(Stored entries)
__________________________________________________

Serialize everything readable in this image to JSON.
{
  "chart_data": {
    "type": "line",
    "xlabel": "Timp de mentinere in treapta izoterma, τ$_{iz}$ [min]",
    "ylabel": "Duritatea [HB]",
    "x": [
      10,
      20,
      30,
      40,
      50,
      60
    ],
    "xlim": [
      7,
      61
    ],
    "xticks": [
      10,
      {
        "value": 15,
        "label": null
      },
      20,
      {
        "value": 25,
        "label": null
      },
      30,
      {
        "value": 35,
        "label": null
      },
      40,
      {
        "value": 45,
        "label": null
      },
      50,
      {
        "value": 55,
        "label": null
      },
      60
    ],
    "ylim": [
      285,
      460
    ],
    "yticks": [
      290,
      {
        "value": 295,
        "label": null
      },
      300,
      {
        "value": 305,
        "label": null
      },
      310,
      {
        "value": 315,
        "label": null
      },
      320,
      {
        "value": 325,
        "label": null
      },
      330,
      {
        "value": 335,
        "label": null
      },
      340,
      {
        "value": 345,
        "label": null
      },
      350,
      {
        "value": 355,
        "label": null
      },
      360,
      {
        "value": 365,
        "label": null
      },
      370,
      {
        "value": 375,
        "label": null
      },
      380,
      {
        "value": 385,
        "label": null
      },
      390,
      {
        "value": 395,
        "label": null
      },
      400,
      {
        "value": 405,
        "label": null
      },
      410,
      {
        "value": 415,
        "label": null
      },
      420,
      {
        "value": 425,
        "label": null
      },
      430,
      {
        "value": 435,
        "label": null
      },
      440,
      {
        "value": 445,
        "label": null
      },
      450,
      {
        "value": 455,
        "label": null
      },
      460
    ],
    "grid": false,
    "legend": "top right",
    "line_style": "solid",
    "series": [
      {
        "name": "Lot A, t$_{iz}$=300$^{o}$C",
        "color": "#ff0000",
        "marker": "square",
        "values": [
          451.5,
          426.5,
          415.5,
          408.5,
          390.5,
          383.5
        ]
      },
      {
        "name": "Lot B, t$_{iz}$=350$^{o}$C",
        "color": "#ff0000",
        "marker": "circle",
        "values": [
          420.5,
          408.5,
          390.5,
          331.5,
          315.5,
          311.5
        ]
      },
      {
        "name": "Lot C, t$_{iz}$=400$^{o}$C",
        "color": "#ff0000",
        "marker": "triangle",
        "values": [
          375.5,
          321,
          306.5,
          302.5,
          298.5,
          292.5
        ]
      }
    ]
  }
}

__________________________________________________

# Brief:
Which lines include the word "marker"? Copy every one of them.

# Problem solution:
        "marker": "square",
        "marker": "circle",
        "marker": "triangle",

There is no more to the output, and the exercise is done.